** Goal **
Gather all lines in the records below that include the word "language".
# Start of Material supplied
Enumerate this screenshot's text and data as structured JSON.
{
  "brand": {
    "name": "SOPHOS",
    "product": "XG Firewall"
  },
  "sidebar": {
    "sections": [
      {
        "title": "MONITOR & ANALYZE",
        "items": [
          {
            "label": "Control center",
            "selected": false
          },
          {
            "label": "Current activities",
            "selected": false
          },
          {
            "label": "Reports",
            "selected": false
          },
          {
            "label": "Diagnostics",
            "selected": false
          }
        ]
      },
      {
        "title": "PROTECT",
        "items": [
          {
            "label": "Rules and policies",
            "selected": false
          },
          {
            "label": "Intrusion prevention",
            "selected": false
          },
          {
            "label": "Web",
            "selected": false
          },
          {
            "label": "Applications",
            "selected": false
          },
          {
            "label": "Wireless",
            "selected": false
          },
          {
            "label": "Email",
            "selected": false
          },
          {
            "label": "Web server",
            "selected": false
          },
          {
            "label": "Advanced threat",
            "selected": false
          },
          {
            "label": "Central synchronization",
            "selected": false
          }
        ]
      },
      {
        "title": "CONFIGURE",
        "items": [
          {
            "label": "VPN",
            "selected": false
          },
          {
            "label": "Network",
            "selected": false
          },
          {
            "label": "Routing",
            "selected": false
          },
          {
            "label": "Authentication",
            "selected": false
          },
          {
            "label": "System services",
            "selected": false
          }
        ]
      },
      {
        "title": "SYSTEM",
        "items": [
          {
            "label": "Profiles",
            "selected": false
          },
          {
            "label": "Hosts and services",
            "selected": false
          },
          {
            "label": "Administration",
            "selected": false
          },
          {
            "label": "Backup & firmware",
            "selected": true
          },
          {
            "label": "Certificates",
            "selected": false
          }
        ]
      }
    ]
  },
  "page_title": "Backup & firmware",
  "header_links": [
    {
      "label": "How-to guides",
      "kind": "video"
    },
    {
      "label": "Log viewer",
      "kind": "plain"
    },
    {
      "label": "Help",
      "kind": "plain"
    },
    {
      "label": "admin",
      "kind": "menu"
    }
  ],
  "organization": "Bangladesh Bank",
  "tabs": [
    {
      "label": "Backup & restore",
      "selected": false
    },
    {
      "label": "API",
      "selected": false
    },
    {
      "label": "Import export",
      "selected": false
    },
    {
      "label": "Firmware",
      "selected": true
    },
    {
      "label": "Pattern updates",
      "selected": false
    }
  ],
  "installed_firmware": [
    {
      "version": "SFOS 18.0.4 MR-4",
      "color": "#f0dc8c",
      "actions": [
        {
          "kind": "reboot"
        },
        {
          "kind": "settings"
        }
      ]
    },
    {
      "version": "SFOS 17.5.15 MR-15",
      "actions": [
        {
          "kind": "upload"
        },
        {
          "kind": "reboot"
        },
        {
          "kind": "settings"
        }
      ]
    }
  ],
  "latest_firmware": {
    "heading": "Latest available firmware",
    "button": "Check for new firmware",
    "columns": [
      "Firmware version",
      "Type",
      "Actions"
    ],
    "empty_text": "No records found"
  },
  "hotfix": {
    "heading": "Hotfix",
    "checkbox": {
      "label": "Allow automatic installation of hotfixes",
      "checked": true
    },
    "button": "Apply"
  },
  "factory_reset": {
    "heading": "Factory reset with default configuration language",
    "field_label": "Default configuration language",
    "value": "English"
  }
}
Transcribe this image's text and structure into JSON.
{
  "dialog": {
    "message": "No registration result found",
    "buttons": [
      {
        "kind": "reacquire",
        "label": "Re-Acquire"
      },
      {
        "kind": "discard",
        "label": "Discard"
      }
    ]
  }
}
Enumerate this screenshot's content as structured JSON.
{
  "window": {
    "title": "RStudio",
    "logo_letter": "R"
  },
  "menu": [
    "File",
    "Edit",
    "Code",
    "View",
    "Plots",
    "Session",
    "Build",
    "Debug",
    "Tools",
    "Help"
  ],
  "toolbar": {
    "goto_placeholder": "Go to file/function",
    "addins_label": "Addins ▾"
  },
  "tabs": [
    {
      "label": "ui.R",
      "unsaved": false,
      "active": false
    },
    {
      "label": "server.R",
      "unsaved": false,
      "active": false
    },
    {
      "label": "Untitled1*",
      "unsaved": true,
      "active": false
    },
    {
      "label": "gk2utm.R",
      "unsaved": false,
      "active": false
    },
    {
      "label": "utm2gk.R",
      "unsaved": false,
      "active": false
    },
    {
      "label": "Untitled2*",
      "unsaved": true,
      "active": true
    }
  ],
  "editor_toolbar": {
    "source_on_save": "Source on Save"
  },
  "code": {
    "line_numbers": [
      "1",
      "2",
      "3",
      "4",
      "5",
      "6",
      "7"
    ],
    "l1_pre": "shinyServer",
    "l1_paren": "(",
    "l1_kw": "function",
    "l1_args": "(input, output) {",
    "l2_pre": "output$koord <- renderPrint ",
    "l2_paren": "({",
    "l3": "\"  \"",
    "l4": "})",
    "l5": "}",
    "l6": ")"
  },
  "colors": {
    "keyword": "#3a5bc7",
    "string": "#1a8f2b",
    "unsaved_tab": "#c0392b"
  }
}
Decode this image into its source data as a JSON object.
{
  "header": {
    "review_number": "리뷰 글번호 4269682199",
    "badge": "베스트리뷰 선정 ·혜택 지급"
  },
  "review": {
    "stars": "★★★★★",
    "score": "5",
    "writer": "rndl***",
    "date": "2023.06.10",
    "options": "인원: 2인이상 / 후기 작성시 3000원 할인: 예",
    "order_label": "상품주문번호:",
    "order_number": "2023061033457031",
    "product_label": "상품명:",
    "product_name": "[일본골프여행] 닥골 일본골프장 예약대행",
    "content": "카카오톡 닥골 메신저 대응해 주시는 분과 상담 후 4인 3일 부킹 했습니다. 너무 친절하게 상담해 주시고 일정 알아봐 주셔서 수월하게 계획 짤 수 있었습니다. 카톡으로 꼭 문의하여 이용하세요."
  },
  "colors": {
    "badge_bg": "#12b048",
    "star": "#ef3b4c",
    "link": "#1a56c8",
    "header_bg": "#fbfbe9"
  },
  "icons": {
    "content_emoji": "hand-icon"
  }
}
# End of Material supplied
** Worked solution **
    "heading": "Factory reset with default configuration language",
    "field_label": "Default configuration language",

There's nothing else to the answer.